● **What the exercise asks**:
Reproduce the lines of the data exactly as they appear, starting with the line that contains "data-point — [469, 115, 480, 126]" and ending with the line that contains "point-label: 働きがいも経済成長も —", both included.

[Box annotation data]
■ ■ ■
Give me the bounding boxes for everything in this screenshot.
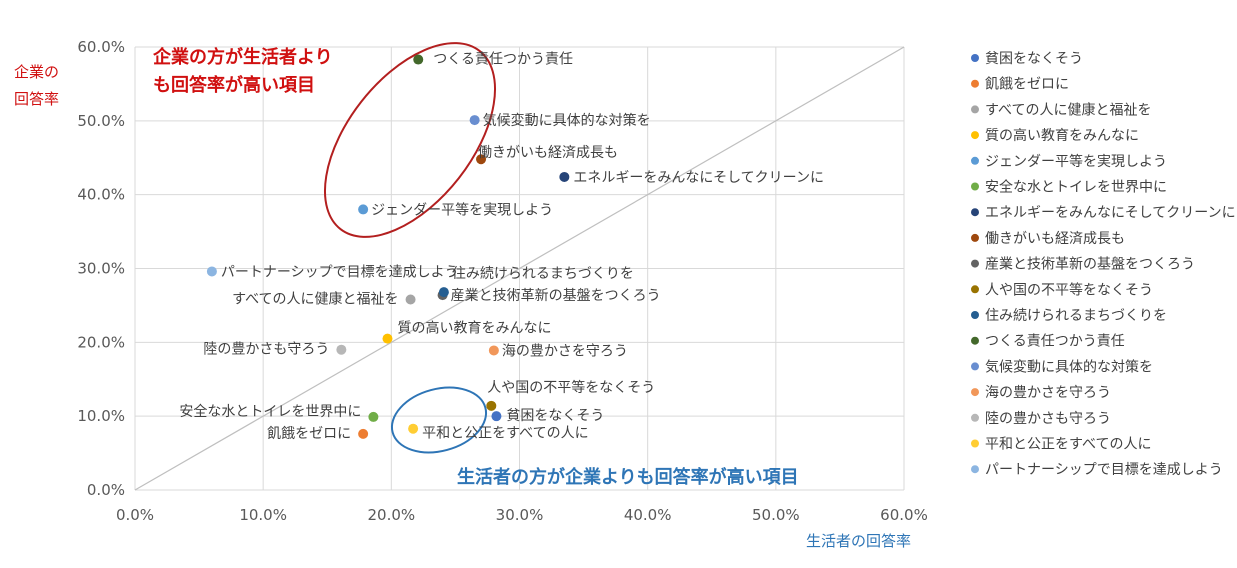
data-point — [469, 115, 480, 126]
x-tick-label: 10.0% — [239, 506, 287, 524]
lower-group-ellipse — [390, 386, 488, 454]
y-tick-label: 30.0% — [77, 260, 125, 278]
point-label: 海の豊かさを守ろう — [502, 343, 628, 359]
data-point — [206, 266, 217, 277]
data-point — [488, 345, 499, 356]
legend-marker — [971, 105, 979, 114]
legend-marker — [971, 233, 979, 242]
data-point — [413, 54, 424, 65]
data-point — [358, 428, 369, 439]
data-point — [491, 411, 502, 422]
data-point — [382, 333, 393, 344]
point-label: 働きがいも経済成長も — [478, 145, 618, 161]
legend-entry: パートナーシップで目標を達成しよう — [985, 462, 1223, 478]
legend-entry: エネルギーをみんなにそしてクリーンに — [985, 205, 1236, 221]
data-point — [408, 423, 419, 434]
legend-marker — [971, 259, 979, 268]
point-label: 陸の豊かさも守ろう — [203, 342, 329, 358]
legend-entry: 平和と公正をすべての人に — [985, 437, 1151, 453]
legend-marker — [971, 54, 979, 62]
legend-marker — [971, 311, 979, 319]
data-point — [358, 204, 369, 215]
point-label: 平和と公正をすべての人に — [422, 426, 588, 442]
annotation-consumer-higher: 生活者の方が企業よりも回答率が高い項目 — [457, 466, 799, 488]
point-label: つくる責任つかう責任 — [433, 52, 573, 68]
legend-marker — [971, 285, 979, 294]
point-label: エネルギーをみんなにそしてクリーンに — [573, 170, 824, 186]
legend-marker — [971, 336, 979, 345]
y-tick-label: 40.0% — [77, 186, 125, 204]
legend-marker — [971, 413, 979, 422]
legend-entry: 産業と技術革新の基盤をつくろう — [985, 256, 1195, 273]
x-tick-label: 0.0% — [116, 506, 154, 524]
data-point — [336, 344, 347, 355]
y-axis-title-line-2: 回答率 — [14, 90, 59, 108]
data-point — [438, 287, 449, 298]
point-label: 貧困をなくそう — [506, 408, 604, 424]
data-point — [368, 411, 379, 422]
legend-entry: 海の豊かさを守ろう — [985, 385, 1111, 401]
y-tick-label: 60.0% — [77, 38, 125, 56]
annotation-company-higher-line-2: も回答率が高い項目 — [153, 74, 315, 96]
legend-marker — [971, 465, 979, 474]
x-tick-label: 40.0% — [624, 506, 672, 524]
point-label: パートナーシップで目標を達成しよう — [221, 264, 459, 280]
legend-entry: ジェンダー平等を実現しよう — [985, 153, 1167, 170]
x-tick-label: 30.0% — [496, 506, 544, 524]
data-point — [559, 171, 570, 182]
legend-marker — [971, 131, 979, 140]
point-label: 質の高い教育をみんなに — [397, 320, 551, 337]
legend-entry: 人や国の不平等をなくそう — [985, 281, 1153, 298]
x-axis-title: 生活者の回答率 — [806, 532, 911, 550]
legend-marker — [971, 156, 979, 165]
legend: 貧困をなくそう飢餓をゼロにすべての人に健康と福祉を質の高い教育をみんなにジェンダ… — [971, 51, 1236, 478]
point-label: 安全な水とトイレを世界中に — [179, 403, 361, 420]
legend-marker — [971, 79, 979, 88]
legend-entry: つくる責任つかう責任 — [985, 334, 1125, 350]
legend-entry: 安全な水とトイレを世界中に — [985, 179, 1167, 196]
legend-entry: 気候変動に具体的な対策を — [985, 358, 1153, 375]
data-point — [476, 154, 487, 165]
legend-entry: 質の高い教育をみんなに — [985, 127, 1139, 144]
legend-entry: すべての人に健康と福祉を — [985, 101, 1151, 118]
axis-ticks: 0.0% 0.0% 10.0% 10.0% 20.0% 20.0% 30.0% 30.0% 40… — [77, 38, 927, 524]
legend-entry: 住み続けられるまちづくりを — [985, 307, 1167, 324]
point-label: すべての人に健康と福祉を — [232, 291, 398, 308]
x-tick-label: 20.0% — [368, 506, 416, 524]
legend-marker — [971, 182, 979, 191]
data-point — [486, 400, 497, 411]
upper-group-ellipse — [323, 42, 497, 238]
legend-entry: 飢餓をゼロに — [985, 76, 1069, 93]
data-points — [206, 54, 570, 439]
legend-entry: 働きがいも経済成長も — [985, 231, 1125, 247]
legend-entry: 陸の豊かさも守ろう — [985, 411, 1111, 427]
legend-entry: 貧困をなくそう — [985, 51, 1083, 67]
legend-marker — [971, 388, 979, 397]
y-tick-label: 0.0% — [87, 481, 125, 499]
annotation-company-higher-line-1: 企業の方が生活者より — [152, 46, 333, 68]
legend-marker — [971, 439, 979, 448]
x-tick-label: 60.0% — [880, 506, 928, 524]
point-label: 気候変動に具体的な対策を — [483, 112, 651, 129]
diagonal-reference-line — [134, 46, 905, 491]
y-axis-title-line-1: 企業の — [14, 63, 59, 81]
y-tick-label: 50.0% — [77, 112, 125, 130]
legend-marker — [971, 208, 979, 217]
point-label: 産業と技術革新の基盤をつくろう — [451, 287, 661, 304]
data-point — [405, 294, 416, 305]
x-tick-label: 50.0% — [752, 506, 800, 524]
y-tick-label: 10.0% — [77, 407, 125, 425]
point-label: 住み続けられるまちづくりを — [452, 265, 634, 282]
point-label: 人や国の不平等をなくそう — [487, 379, 655, 396]
point-label: 飢餓をゼロに — [267, 425, 351, 442]
point-label: ジェンダー平等を実現しよう — [371, 201, 553, 218]
legend-marker — [971, 362, 979, 371]
y-tick-label: 20.0% — [77, 333, 125, 351]
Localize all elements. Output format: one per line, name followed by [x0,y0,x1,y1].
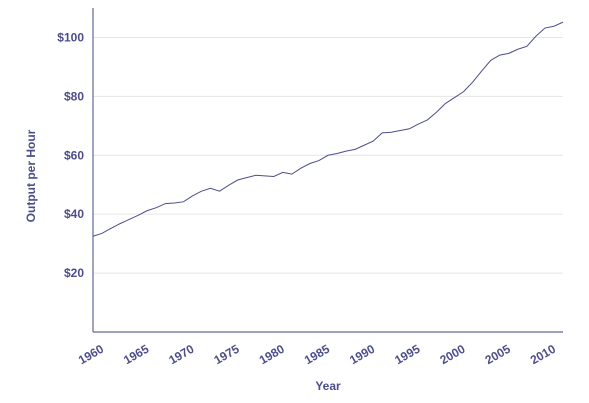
y-tick-label: $20 [64,266,84,280]
x-tick-label: 1970 [166,342,196,368]
series-line [93,22,563,236]
x-tick-label: 1965 [121,342,151,368]
x-tick-label: 1990 [347,342,377,368]
x-tick-label: 1980 [257,342,287,368]
y-tick-label: $80 [64,89,84,103]
x-tick-label: 2000 [437,342,467,368]
x-tick-label: 1995 [392,342,422,368]
x-tick-label: 1960 [76,342,106,368]
y-tick-label: $60 [64,148,84,162]
x-tick-label: 2005 [483,342,513,368]
y-axis-label: Output per Hour [24,129,38,222]
y-tick-label: $40 [64,207,84,221]
y-tick-label: $100 [57,30,84,44]
x-axis-label: Year [315,379,341,393]
x-tick-labels: 1960 1965 1970 1975 1980 1985 1990 1995 2000 2005… [76,342,558,368]
x-tick-label: 1985 [302,342,332,368]
x-tick-label: 2010 [528,342,558,368]
x-tick-label: 1975 [212,342,242,368]
y-tick-labels: $20 $40 $60 $80 $100 [57,30,84,280]
axes [93,8,563,332]
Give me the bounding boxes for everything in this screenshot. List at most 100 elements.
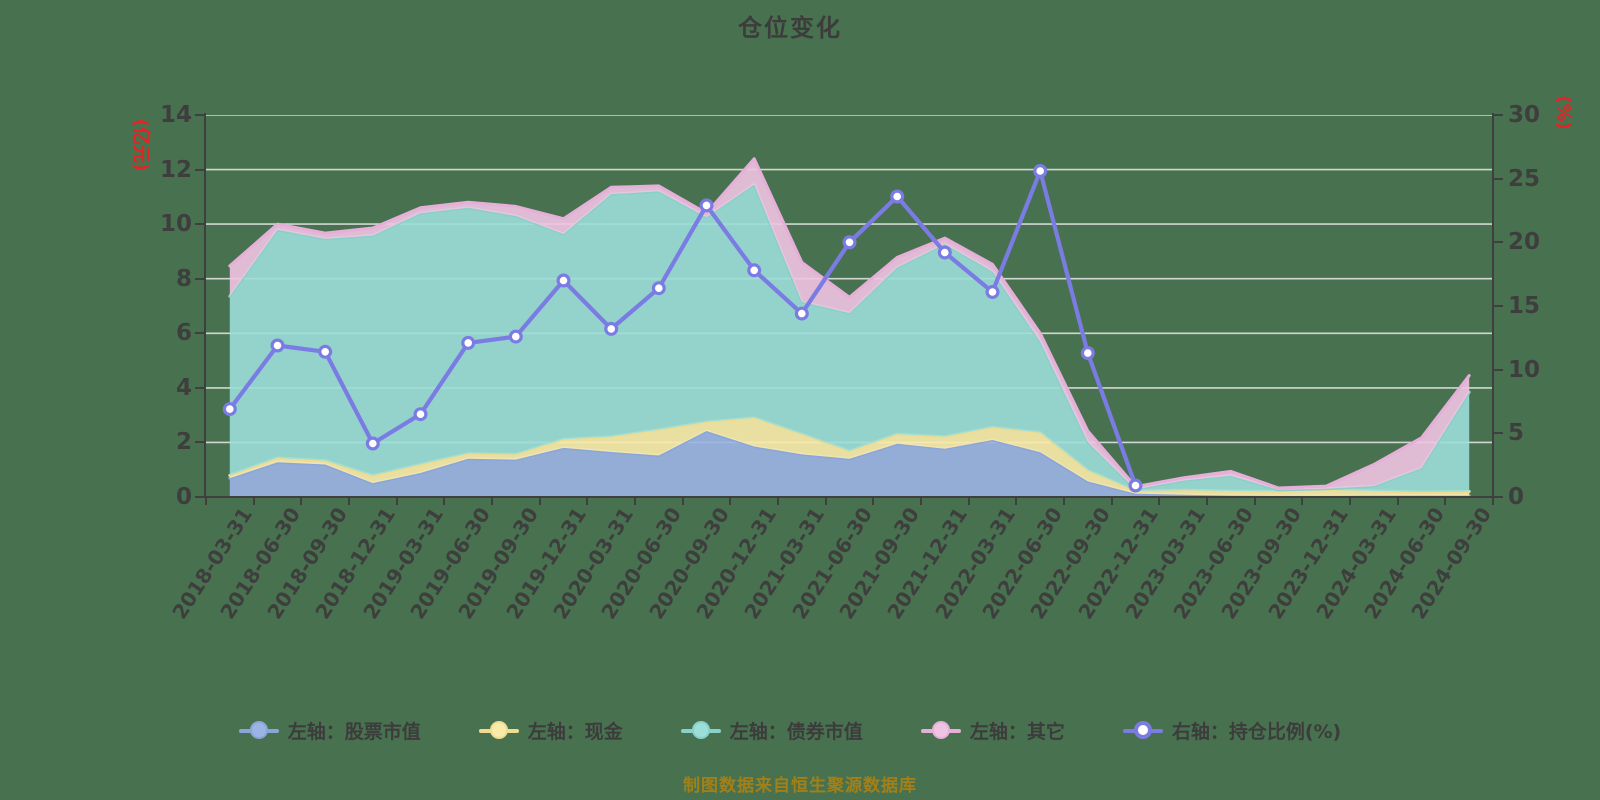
- x-axis-tick: [1063, 498, 1065, 505]
- area-edge-other: [228, 157, 1471, 490]
- x-axis-line: [204, 496, 1494, 498]
- left-axis-tick: [195, 223, 204, 226]
- left-axis-tick-label: 4: [175, 374, 192, 401]
- right-axis-tick: [1494, 241, 1503, 244]
- left-axis-tick: [195, 496, 204, 498]
- x-axis-tick: [824, 498, 827, 505]
- legend-dot-icon: [249, 721, 268, 739]
- x-axis-tick: [395, 498, 398, 505]
- x-axis-tick: [205, 498, 207, 505]
- left-axis-tick: [195, 114, 204, 116]
- legend-marker-icon: [1122, 721, 1163, 739]
- right-axis-tick: [1494, 305, 1503, 307]
- ratio-point: [318, 344, 333, 359]
- legend-dot-icon: [931, 721, 950, 739]
- left-axis-tick-label: 10: [159, 211, 192, 238]
- plot-area: [206, 115, 1493, 498]
- legend-item-stock[interactable]: 左轴：股票市值: [238, 717, 421, 744]
- left-axis-tick: [195, 332, 204, 335]
- legend-marker-icon: [238, 721, 279, 739]
- area-stock: [229, 431, 1470, 497]
- left-axis-tick-label: 8: [175, 265, 192, 292]
- legend-marker-icon: [680, 721, 721, 739]
- ratio-point: [365, 436, 380, 451]
- area-cash: [229, 417, 1470, 496]
- area-bond: [229, 184, 1470, 493]
- x-axis-tick: [920, 498, 922, 505]
- ratio-point: [842, 235, 857, 250]
- right-axis-tick-label: 25: [1508, 165, 1541, 192]
- legend-label: 右轴：持仓比例(%): [1171, 720, 1342, 743]
- ratio-point: [270, 338, 285, 353]
- x-axis-tick: [1015, 498, 1018, 505]
- ratio-point: [508, 329, 523, 344]
- ratio-point: [651, 281, 666, 296]
- legend-item-bond[interactable]: 左轴：债券市值: [680, 717, 863, 744]
- legend-dot-icon: [691, 721, 710, 739]
- legend-item-cash[interactable]: 左轴：现金: [478, 717, 623, 744]
- legend-marker-icon: [478, 721, 519, 739]
- ratio-line: [227, 168, 1138, 488]
- legend-label: 左轴：债券市值: [729, 720, 863, 743]
- x-axis-tick: [348, 498, 350, 505]
- ratio-point: [937, 245, 952, 260]
- right-axis-tick-label: 10: [1508, 356, 1541, 383]
- left-axis-tick: [195, 386, 204, 389]
- right-axis-tick: [1494, 432, 1503, 435]
- data-source-note: 制图数据来自恒生聚源数据库: [683, 776, 917, 796]
- x-axis-tick: [586, 498, 589, 505]
- left-axis-tick-label: 14: [159, 102, 192, 128]
- x-axis-tick: [729, 498, 732, 505]
- legend: 左轴：股票市值 左轴：现金 左轴：债券市值 左轴：其它 右轴：持仓比例(%): [0, 712, 1580, 748]
- x-axis-tick: [538, 498, 541, 505]
- right-axis-tick: [1494, 496, 1503, 498]
- legend-label: 左轴：其它: [969, 720, 1065, 743]
- ratio-point: [985, 285, 1000, 300]
- x-axis-tick: [1253, 498, 1256, 505]
- x-axis-tick: [443, 498, 446, 505]
- x-axis-tick: [967, 498, 970, 505]
- left-axis-tick: [195, 277, 204, 280]
- ratio-point: [1128, 478, 1143, 493]
- legend-label: 左轴：股票市值: [287, 720, 421, 743]
- x-axis-tick: [681, 498, 684, 505]
- x-axis-tick: [491, 498, 493, 505]
- ratio-point: [1033, 163, 1048, 178]
- legend-label: 左轴：现金: [527, 720, 623, 743]
- x-axis-tick: [872, 498, 875, 505]
- ratio-point: [604, 321, 619, 336]
- legend-dot-icon: [489, 721, 508, 739]
- ratio-point: [413, 407, 428, 422]
- ratio-point: [556, 273, 571, 288]
- x-axis-tick: [1206, 498, 1208, 505]
- right-axis-line: [1492, 113, 1494, 498]
- left-axis-tick-label: 12: [159, 156, 192, 183]
- right-axis-tick-label: 5: [1508, 420, 1525, 447]
- x-axis-tick: [1492, 498, 1494, 505]
- legend-dot-icon: [1133, 721, 1152, 739]
- chart-title: 仓位变化: [738, 14, 842, 42]
- x-axis-tick: [300, 498, 303, 505]
- x-axis-tick: [777, 498, 779, 505]
- left-axis-tick-label: 6: [175, 320, 192, 347]
- ratio-point: [747, 263, 762, 278]
- ratio-point: [890, 189, 905, 204]
- left-axis-line: [204, 113, 206, 498]
- ratio-point: [461, 335, 476, 350]
- left-axis-tick: [195, 441, 204, 444]
- legend-item-ratio[interactable]: 右轴：持仓比例(%): [1122, 717, 1342, 744]
- ratio-point: [699, 198, 714, 213]
- legend-item-other[interactable]: 左轴：其它: [920, 717, 1065, 744]
- right-axis-tick-label: 15: [1508, 293, 1541, 319]
- right-axis-tick-label: 0: [1508, 484, 1525, 510]
- x-axis-tick: [1301, 498, 1304, 505]
- x-axis-tick: [1349, 498, 1351, 505]
- legend-marker-icon: [920, 721, 961, 739]
- right-axis-tick-label: 20: [1508, 229, 1541, 256]
- x-axis-tick: [1444, 498, 1447, 505]
- ratio-point: [222, 402, 237, 417]
- right-axis-tick-label: 30: [1508, 102, 1541, 128]
- x-axis-tick: [1158, 498, 1161, 505]
- left-axis-tick-label: 2: [175, 429, 192, 456]
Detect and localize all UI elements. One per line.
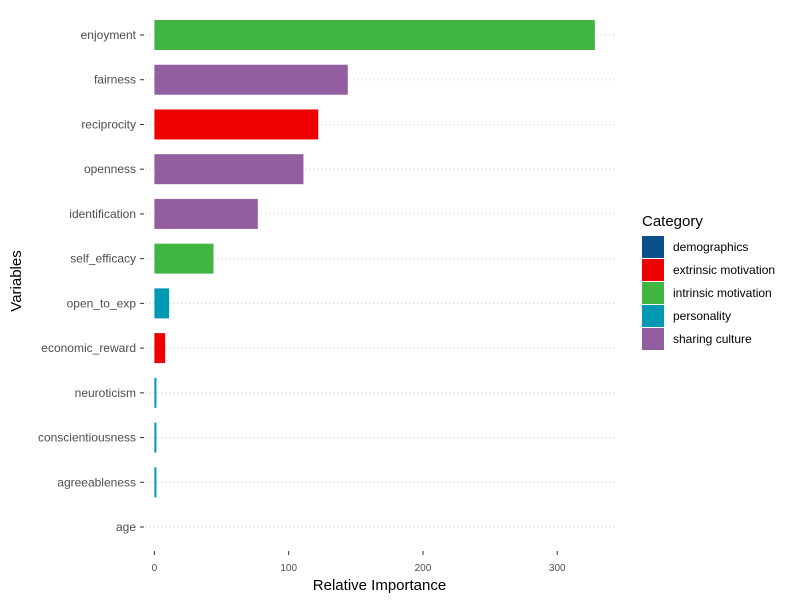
■ ■ ■
● **Result**:
data-point — [469, 115, 480, 126]
x-tick-label: 10.0% — [239, 506, 287, 524]
lower-group-ellipse — [390, 386, 488, 454]
y-tick-label: 30.0% — [77, 260, 125, 278]
point-label: 海の豊かさを守ろう — [502, 343, 628, 359]
data-point — [206, 266, 217, 277]
data-point — [488, 345, 499, 356]
legend-marker — [971, 105, 979, 114]
legend-marker — [971, 233, 979, 242]
data-point — [413, 54, 424, 65]
data-point — [358, 428, 369, 439]
data-point — [491, 411, 502, 422]
data-point — [382, 333, 393, 344]
point-label: 働きがいも経済成長も — [478, 145, 618, 161]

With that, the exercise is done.